INFORMATION =>
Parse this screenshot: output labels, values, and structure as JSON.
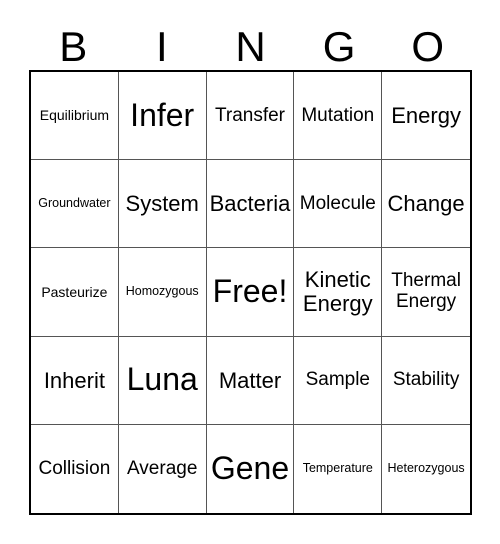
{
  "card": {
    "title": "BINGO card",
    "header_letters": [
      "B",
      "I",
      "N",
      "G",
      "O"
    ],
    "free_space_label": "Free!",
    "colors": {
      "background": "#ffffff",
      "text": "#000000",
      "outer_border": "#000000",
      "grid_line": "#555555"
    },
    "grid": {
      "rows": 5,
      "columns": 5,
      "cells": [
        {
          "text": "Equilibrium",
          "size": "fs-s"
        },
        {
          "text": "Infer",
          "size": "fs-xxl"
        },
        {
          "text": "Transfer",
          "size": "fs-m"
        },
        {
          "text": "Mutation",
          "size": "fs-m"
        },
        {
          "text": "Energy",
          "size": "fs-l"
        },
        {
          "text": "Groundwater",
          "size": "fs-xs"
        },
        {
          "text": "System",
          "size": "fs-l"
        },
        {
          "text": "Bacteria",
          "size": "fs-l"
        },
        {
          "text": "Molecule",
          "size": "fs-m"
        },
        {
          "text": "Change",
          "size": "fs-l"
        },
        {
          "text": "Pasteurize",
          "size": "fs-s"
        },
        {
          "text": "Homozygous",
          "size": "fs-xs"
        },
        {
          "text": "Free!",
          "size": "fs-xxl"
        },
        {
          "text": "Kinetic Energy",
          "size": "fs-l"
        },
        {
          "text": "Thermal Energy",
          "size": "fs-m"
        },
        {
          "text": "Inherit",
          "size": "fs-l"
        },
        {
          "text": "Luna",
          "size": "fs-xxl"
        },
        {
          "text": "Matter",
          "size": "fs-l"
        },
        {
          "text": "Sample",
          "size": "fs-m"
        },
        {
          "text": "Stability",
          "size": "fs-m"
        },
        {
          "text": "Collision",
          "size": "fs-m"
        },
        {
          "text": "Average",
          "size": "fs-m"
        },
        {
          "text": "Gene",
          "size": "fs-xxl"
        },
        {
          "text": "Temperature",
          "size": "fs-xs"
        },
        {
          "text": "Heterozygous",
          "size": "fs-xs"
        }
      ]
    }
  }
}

---

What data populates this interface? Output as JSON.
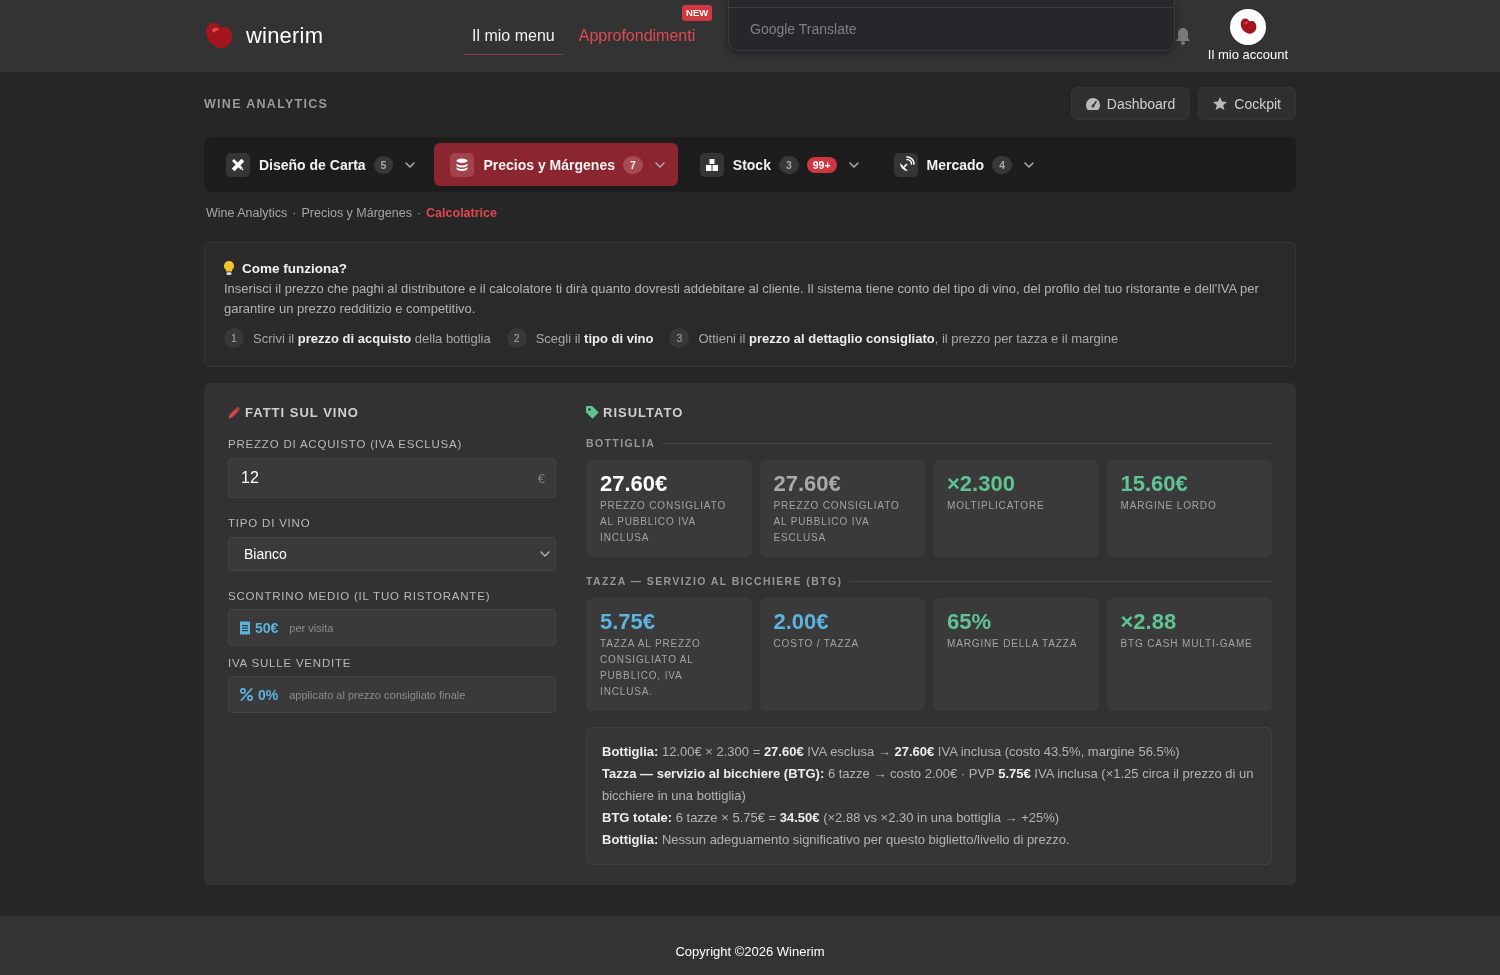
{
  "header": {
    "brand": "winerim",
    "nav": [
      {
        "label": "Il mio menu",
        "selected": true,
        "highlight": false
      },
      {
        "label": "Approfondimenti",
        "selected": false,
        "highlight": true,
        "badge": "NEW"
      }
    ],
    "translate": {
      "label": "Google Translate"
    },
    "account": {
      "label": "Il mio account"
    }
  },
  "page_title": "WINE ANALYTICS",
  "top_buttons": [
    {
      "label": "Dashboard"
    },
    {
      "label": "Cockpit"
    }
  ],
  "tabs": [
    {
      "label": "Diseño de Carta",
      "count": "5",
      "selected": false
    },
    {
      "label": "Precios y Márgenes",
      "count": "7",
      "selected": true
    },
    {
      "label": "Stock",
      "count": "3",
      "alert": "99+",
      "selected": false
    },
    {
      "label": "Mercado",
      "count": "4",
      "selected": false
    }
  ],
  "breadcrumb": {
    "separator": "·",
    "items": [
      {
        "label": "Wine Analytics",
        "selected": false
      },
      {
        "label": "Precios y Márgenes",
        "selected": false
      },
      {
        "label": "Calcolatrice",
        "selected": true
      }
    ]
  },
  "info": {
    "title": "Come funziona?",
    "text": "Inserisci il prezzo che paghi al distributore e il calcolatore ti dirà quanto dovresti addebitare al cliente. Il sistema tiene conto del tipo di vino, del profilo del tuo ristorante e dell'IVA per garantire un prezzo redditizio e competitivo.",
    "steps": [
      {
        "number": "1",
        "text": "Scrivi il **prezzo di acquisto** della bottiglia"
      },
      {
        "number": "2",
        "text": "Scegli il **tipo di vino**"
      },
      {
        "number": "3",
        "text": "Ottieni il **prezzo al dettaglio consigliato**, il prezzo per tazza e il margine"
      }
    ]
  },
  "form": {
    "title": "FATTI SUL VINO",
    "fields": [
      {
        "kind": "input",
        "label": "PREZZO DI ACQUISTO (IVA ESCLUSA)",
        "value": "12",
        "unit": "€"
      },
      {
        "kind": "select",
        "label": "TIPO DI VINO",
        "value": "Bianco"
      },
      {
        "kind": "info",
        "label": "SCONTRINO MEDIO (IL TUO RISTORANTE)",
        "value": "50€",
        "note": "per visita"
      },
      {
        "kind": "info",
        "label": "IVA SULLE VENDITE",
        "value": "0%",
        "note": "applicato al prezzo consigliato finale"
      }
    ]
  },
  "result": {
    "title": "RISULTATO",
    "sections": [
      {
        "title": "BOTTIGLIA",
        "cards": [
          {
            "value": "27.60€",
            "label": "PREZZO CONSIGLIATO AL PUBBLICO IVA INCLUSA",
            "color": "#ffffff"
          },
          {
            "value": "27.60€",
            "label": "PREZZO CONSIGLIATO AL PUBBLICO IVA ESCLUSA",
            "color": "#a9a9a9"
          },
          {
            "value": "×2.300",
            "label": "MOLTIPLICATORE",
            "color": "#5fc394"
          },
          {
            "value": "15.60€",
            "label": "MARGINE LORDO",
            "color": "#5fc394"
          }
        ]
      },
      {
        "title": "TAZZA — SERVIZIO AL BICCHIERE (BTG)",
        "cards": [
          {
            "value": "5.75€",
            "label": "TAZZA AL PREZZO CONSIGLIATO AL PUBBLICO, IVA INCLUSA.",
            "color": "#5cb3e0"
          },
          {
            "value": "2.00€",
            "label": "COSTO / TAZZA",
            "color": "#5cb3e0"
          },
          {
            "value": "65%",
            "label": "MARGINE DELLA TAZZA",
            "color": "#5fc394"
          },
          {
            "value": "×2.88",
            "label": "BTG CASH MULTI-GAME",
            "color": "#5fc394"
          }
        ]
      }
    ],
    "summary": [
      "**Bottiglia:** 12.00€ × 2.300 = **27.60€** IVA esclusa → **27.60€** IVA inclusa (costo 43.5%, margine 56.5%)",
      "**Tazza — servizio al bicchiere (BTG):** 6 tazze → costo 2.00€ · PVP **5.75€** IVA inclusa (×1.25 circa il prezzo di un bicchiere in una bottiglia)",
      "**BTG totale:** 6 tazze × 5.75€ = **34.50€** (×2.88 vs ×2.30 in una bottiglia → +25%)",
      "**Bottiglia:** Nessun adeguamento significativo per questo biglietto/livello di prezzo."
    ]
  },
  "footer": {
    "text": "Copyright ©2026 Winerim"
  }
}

---

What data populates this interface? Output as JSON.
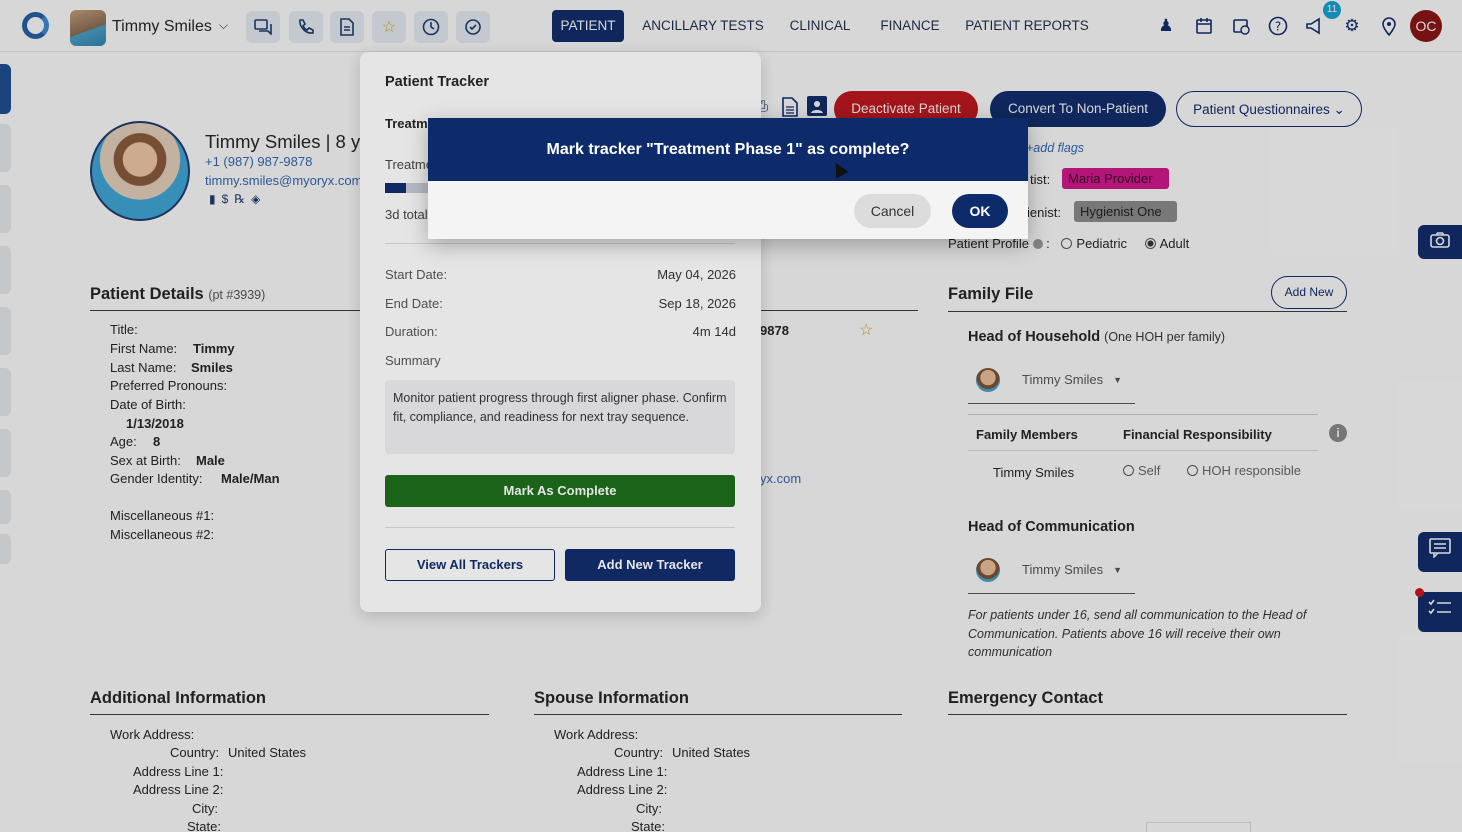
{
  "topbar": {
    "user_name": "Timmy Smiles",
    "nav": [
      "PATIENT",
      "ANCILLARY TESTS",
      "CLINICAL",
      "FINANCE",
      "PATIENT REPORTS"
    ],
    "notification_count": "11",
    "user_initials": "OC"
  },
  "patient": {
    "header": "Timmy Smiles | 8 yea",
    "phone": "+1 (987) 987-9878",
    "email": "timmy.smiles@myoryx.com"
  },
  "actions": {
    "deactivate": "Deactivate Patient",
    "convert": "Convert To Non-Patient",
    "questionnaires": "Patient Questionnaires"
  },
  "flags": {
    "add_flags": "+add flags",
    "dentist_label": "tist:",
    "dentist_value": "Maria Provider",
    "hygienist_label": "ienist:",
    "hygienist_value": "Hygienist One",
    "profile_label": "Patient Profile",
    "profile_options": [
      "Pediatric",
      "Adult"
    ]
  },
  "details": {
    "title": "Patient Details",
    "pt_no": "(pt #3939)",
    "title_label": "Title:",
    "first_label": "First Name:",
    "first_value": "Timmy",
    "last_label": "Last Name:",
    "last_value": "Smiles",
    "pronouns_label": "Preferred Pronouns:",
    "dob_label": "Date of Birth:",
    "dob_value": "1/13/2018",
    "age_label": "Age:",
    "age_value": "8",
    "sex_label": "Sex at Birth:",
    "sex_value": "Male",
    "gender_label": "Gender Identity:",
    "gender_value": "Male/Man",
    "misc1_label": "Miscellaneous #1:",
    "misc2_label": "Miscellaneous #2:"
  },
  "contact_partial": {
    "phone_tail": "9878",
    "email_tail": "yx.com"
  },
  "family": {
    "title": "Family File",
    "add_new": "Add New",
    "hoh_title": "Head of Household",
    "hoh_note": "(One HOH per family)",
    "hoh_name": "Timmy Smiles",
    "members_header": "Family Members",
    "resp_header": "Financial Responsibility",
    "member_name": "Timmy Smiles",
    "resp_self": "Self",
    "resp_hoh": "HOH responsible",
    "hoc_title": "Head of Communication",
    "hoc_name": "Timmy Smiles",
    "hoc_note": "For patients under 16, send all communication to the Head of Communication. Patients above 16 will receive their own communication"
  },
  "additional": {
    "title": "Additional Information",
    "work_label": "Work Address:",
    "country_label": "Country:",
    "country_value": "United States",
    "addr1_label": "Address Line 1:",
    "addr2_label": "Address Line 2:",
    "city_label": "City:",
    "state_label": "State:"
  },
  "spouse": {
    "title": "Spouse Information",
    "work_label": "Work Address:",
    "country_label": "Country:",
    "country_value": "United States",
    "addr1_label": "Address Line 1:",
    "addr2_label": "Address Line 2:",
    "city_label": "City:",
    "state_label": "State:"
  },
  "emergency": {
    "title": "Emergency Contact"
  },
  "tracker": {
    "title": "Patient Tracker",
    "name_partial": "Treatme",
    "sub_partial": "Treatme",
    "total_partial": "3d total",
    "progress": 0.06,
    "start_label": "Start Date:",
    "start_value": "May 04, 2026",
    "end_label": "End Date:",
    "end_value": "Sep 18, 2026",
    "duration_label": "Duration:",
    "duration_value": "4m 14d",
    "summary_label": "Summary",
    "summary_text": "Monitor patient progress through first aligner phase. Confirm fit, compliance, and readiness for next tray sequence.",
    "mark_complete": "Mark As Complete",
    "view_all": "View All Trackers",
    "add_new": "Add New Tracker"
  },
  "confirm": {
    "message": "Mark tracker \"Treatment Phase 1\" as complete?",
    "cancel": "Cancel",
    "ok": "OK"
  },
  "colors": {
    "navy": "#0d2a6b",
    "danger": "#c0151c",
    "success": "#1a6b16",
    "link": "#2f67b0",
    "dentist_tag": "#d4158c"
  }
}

WHAT TO PRODUCE =>
Only lines containing the string "progress" belong in the answer; find them in the data above and copy them.

ANSWER AREA =>
    "progress": 0.06,
    "summary_text": "Monitor patient progress through first aligner phase. Confirm fit, compliance, and readiness for next tray sequence.",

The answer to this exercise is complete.